--- start ---
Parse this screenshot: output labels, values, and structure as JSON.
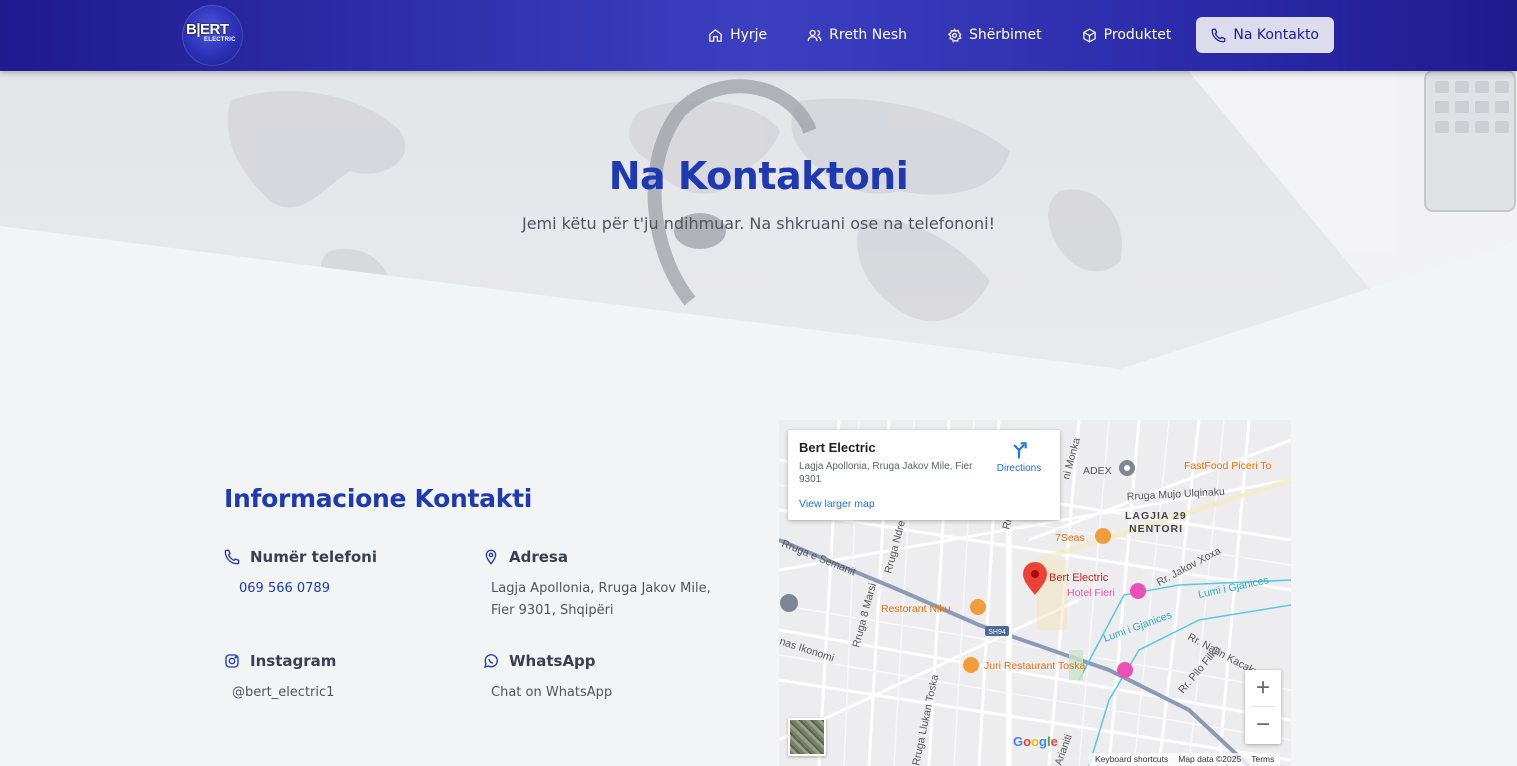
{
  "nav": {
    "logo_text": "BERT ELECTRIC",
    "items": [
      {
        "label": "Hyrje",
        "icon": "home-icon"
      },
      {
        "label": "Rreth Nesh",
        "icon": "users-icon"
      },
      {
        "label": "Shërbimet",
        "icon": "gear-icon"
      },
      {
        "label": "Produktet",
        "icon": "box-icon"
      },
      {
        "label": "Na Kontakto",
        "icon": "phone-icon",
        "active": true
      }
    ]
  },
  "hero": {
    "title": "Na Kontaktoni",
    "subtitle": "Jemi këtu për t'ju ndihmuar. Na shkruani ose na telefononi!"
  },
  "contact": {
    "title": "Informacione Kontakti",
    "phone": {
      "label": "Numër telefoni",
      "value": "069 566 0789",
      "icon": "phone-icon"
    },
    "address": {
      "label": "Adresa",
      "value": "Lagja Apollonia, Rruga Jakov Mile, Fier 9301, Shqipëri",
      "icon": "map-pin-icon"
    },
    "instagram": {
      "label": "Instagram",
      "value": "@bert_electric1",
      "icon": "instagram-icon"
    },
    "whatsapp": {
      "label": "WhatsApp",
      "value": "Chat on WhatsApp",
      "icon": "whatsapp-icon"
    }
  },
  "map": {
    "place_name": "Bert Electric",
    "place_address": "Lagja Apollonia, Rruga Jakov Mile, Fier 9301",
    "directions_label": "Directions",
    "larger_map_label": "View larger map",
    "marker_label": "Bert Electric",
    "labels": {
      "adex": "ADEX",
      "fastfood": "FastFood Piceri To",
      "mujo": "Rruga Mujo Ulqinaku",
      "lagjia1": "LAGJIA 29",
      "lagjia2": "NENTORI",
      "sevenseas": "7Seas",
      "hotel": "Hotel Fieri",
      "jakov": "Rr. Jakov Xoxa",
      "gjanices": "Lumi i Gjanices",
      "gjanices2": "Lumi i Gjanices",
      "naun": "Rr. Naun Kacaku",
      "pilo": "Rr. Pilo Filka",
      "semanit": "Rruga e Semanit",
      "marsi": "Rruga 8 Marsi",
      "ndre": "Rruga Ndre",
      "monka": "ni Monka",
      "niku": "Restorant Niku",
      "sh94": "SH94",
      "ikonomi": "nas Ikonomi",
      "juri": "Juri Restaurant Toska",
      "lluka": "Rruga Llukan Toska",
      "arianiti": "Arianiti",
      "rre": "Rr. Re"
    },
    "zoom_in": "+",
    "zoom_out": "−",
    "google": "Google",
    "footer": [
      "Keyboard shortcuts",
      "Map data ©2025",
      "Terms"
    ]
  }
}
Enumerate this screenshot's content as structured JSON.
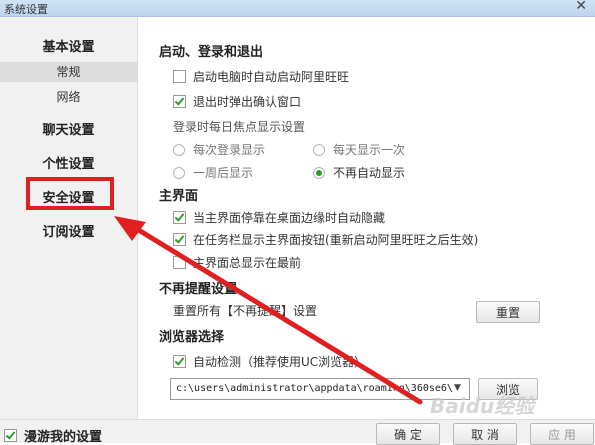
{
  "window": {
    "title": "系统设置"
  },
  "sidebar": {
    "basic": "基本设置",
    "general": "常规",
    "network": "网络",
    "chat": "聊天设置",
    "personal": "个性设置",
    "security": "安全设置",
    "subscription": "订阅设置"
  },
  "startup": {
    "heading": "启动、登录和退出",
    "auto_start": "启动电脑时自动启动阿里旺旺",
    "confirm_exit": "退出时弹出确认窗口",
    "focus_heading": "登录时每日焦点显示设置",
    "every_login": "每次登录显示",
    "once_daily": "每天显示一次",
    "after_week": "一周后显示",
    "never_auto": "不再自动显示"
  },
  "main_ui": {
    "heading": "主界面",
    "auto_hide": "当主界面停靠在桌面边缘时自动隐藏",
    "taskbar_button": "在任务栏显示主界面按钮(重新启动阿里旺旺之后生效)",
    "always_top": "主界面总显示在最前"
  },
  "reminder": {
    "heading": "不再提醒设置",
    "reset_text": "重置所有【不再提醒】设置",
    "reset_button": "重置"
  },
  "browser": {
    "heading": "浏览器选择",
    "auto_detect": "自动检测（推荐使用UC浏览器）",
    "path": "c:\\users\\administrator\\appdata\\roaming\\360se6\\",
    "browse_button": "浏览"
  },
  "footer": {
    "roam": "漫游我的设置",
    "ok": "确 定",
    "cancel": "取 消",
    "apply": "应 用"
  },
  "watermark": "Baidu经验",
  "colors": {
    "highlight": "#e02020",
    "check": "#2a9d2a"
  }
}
--- end ---
### What you are asked to do:
All of the material above should be reproduced exactly, except the pictures.

### Exercise output:
Parse this screenshot: output labels, values, and structure as JSON.
{
  "nav": {
    "logo_text": "BERT ELECTRIC",
    "items": [
      {
        "label": "Hyrje",
        "icon": "home-icon"
      },
      {
        "label": "Rreth Nesh",
        "icon": "users-icon"
      },
      {
        "label": "Shërbimet",
        "icon": "gear-icon"
      },
      {
        "label": "Produktet",
        "icon": "box-icon"
      },
      {
        "label": "Na Kontakto",
        "icon": "phone-icon",
        "active": true
      }
    ]
  },
  "hero": {
    "title": "Na Kontaktoni",
    "subtitle": "Jemi këtu për t'ju ndihmuar. Na shkruani ose na telefononi!"
  },
  "contact": {
    "title": "Informacione Kontakti",
    "phone": {
      "label": "Numër telefoni",
      "value": "069 566 0789",
      "icon": "phone-icon"
    },
    "address": {
      "label": "Adresa",
      "value": "Lagja Apollonia, Rruga Jakov Mile, Fier 9301, Shqipëri",
      "icon": "map-pin-icon"
    },
    "instagram": {
      "label": "Instagram",
      "value": "@bert_electric1",
      "icon": "instagram-icon"
    },
    "whatsapp": {
      "label": "WhatsApp",
      "value": "Chat on WhatsApp",
      "icon": "whatsapp-icon"
    }
  },
  "map": {
    "place_name": "Bert Electric",
    "place_address": "Lagja Apollonia, Rruga Jakov Mile, Fier 9301",
    "directions_label": "Directions",
    "larger_map_label": "View larger map",
    "marker_label": "Bert Electric",
    "labels": {
      "adex": "ADEX",
      "fastfood": "FastFood Piceri To",
      "mujo": "Rruga Mujo Ulqinaku",
      "lagjia1": "LAGJIA 29",
      "lagjia2": "NENTORI",
      "sevenseas": "7Seas",
      "hotel": "Hotel Fieri",
      "jakov": "Rr. Jakov Xoxa",
      "gjanices": "Lumi i Gjanices",
      "gjanices2": "Lumi i Gjanices",
      "naun": "Rr. Naun Kacaku",
      "pilo": "Rr. Pilo Filka",
      "semanit": "Rruga e Semanit",
      "marsi": "Rruga 8 Marsi",
      "ndre": "Rruga Ndre",
      "monka": "ni Monka",
      "niku": "Restorant Niku",
      "sh94": "SH94",
      "ikonomi": "nas Ikonomi",
      "juri": "Juri Restaurant Toska",
      "lluka": "Rruga Llukan Toska",
      "arianiti": "Arianiti",
      "rre": "Rr. Re"
    },
    "zoom_in": "+",
    "zoom_out": "−",
    "google": "Google",
    "footer": [
      "Keyboard shortcuts",
      "Map data ©2025",
      "Terms"
    ]
  }
}
Enumerate this screenshot's content as structured JSON.
{
  "window": {
    "title": "系统设置"
  },
  "sidebar": {
    "basic": "基本设置",
    "general": "常规",
    "network": "网络",
    "chat": "聊天设置",
    "personal": "个性设置",
    "security": "安全设置",
    "subscription": "订阅设置"
  },
  "startup": {
    "heading": "启动、登录和退出",
    "auto_start": "启动电脑时自动启动阿里旺旺",
    "confirm_exit": "退出时弹出确认窗口",
    "focus_heading": "登录时每日焦点显示设置",
    "every_login": "每次登录显示",
    "once_daily": "每天显示一次",
    "after_week": "一周后显示",
    "never_auto": "不再自动显示"
  },
  "main_ui": {
    "heading": "主界面",
    "auto_hide": "当主界面停靠在桌面边缘时自动隐藏",
    "taskbar_button": "在任务栏显示主界面按钮(重新启动阿里旺旺之后生效)",
    "always_top": "主界面总显示在最前"
  },
  "reminder": {
    "heading": "不再提醒设置",
    "reset_text": "重置所有【不再提醒】设置",
    "reset_button": "重置"
  },
  "browser": {
    "heading": "浏览器选择",
    "auto_detect": "自动检测（推荐使用UC浏览器）",
    "path": "c:\\users\\administrator\\appdata\\roaming\\360se6\\",
    "browse_button": "浏览"
  },
  "footer": {
    "roam": "漫游我的设置",
    "ok": "确 定",
    "cancel": "取 消",
    "apply": "应 用"
  },
  "watermark": "Baidu经验",
  "colors": {
    "highlight": "#e02020",
    "check": "#2a9d2a"
  }
}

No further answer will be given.